**DIRECTIONS**. Every entry below must appear again, exactly as written.

**Collection entries**.
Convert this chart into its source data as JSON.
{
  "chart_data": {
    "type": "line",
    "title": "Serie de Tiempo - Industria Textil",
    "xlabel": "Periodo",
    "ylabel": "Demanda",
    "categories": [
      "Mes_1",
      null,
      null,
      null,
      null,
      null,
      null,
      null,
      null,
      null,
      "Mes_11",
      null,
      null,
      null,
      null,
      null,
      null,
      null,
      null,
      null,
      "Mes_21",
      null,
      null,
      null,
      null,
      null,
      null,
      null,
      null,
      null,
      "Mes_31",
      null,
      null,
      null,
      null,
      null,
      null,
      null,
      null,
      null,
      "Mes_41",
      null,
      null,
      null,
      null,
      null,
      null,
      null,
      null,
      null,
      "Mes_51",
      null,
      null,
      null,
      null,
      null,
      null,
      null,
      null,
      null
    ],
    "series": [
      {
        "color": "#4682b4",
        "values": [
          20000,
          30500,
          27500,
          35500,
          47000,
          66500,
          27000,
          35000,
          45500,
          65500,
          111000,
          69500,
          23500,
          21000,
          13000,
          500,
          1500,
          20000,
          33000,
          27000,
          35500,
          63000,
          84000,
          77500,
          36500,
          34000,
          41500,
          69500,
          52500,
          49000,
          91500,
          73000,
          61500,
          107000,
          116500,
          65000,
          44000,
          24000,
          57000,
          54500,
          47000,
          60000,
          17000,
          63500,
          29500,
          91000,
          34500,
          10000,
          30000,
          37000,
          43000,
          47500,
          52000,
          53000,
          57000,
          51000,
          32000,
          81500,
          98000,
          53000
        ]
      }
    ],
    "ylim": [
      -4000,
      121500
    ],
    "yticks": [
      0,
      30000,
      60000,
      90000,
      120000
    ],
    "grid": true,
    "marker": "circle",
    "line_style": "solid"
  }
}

**RESULT OF THIS EXERCISE**.
Convert this chart into its source data as JSON.
{
  "chart_data": {
    "type": "line",
    "title": "Serie de Tiempo - Industria Textil",
    "xlabel": "Periodo",
    "ylabel": "Demanda",
    "categories": [
      "Mes_1",
      null,
      null,
      null,
      null,
      null,
      null,
      null,
      null,
      null,
      "Mes_11",
      null,
      null,
      null,
      null,
      null,
      null,
      null,
      null,
      null,
      "Mes_21",
      null,
      null,
      null,
      null,
      null,
      null,
      null,
      null,
      null,
      "Mes_31",
      null,
      null,
      null,
      null,
      null,
      null,
      null,
      null,
      null,
      "Mes_41",
      null,
      null,
      null,
      null,
      null,
      null,
      null,
      null,
      null,
      "Mes_51",
      null,
      null,
      null,
      null,
      null,
      null,
      null,
      null,
      null
    ],
    "series": [
      {
        "color": "#4682b4",
        "values": [
          20000,
          30500,
          27500,
          35500,
          47000,
          66500,
          27000,
          35000,
          45500,
          65500,
          111000,
          69500,
          23500,
          21000,
          13000,
          500,
          1500,
          20000,
          33000,
          27000,
          35500,
          63000,
          84000,
          77500,
          36500,
          34000,
          41500,
          69500,
          52500,
          49000,
          91500,
          73000,
          61500,
          107000,
          116500,
          65000,
          44000,
          24000,
          57000,
          54500,
          47000,
          60000,
          17000,
          63500,
          29500,
          91000,
          34500,
          10000,
          30000,
          37000,
          43000,
          47500,
          52000,
          53000,
          57000,
          51000,
          32000,
          81500,
          98000,
          53000
        ]
      }
    ],
    "ylim": [
      -4000,
      121500
    ],
    "yticks": [
      0,
      30000,
      60000,
      90000,
      120000
    ],
    "grid": true,
    "marker": "circle",
    "line_style": "solid"
  }
}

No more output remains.